> [Exercise requirements]: Write the data out again in full, with no departure from the original.

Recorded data
• • • •

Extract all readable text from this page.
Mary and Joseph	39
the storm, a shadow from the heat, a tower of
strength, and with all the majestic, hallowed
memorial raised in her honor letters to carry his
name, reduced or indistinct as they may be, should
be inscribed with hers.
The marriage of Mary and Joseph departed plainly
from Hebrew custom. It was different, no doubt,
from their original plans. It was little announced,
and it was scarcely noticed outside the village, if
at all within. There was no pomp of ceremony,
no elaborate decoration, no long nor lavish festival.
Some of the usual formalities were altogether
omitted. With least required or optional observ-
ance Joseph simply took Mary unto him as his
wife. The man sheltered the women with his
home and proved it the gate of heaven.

• • • •

> [Exercise solution]:
Extract all readable text from this page.
Mary and Joseph	39
the storm, a shadow from the heat, a tower of
strength, and with all the majestic, hallowed
memorial raised in her honor letters to carry his
name, reduced or indistinct as they may be, should
be inscribed with hers.
The marriage of Mary and Joseph departed plainly
from Hebrew custom. It was different, no doubt,
from their original plans. It was little announced,
and it was scarcely noticed outside the village, if
at all within. There was no pomp of ceremony,
no elaborate decoration, no long nor lavish festival.
Some of the usual formalities were altogether
omitted. With least required or optional observ-
ance Joseph simply took Mary unto him as his
wife. The man sheltered the women with his
home and proved it the gate of heaven.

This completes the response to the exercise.